▶ Task to complete
Pull out every line below that holds the word "blue".

▶ Extracted information
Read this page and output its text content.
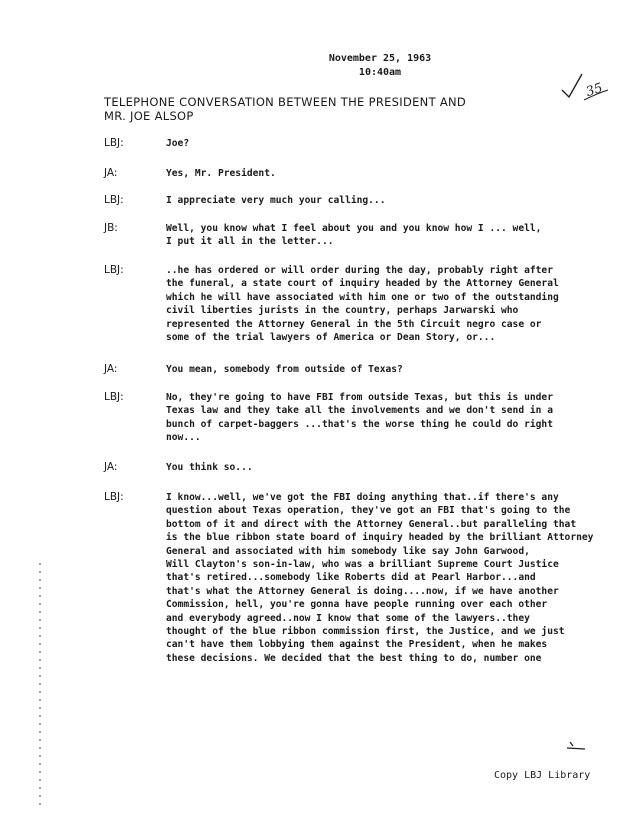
November 25, 1963
10:40am
35
TELEPHONE CONVERSATION BETWEEN THE PRESIDENT AND
MR. JOE ALSOP
LBJ:	Joe?
JA:	Yes, Mr. President.
LBJ:	I appreciate very much your calling...
JB:	Well, you know what I feel about you and you know how I ... well,
I put it all in the letter...
LBJ:	..he has ordered or will order during the day, probably right after
the funeral, a state court of inquiry headed by the Attorney General
which he will have associated with him one or two of the outstanding
civil liberties jurists in the country, perhaps Jarwarski who
represented the Attorney General in the 5th Circuit negro case or
some of the trial lawyers of America or Dean Story, or...
JA:	You mean, somebody from outside of Texas?
LBJ:	No, they're going to have FBI from outside Texas, but this is under
Texas law and they take all the involvements and we don't send in a
bunch of carpet-baggers ...that's the worse thing he could do right
now...
JA:	You think so...
LBJ:	I know...well, we've got the FBI doing anything that..if there's any
question about Texas operation, they've got an FBI that's going to the
bottom of it and direct with the Attorney General..but paralleling that
is the blue ribbon state board of inquiry headed by the brilliant Attorney
General and associated with him somebody like say John Garwood,
Will Clayton's son-in-law, who was a brilliant Supreme Court Justice
that's retired...somebody like Roberts did at Pearl Harbor...and
that's what the Attorney General is doing....now, if we have another
Commission, hell, you're gonna have people running over each other
and everybody agreed..now I know that some of the lawyers..they
thought of the blue ribbon commission first, the Justice, and we just
can't have them lobbying them against the President, when he makes
these decisions. We decided that the best thing to do, number one
Copy LBJ Library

▶ Result of the task
is the blue ribbon state board of inquiry headed by the brilliant Attorney
thought of the blue ribbon commission first, the Justice, and we just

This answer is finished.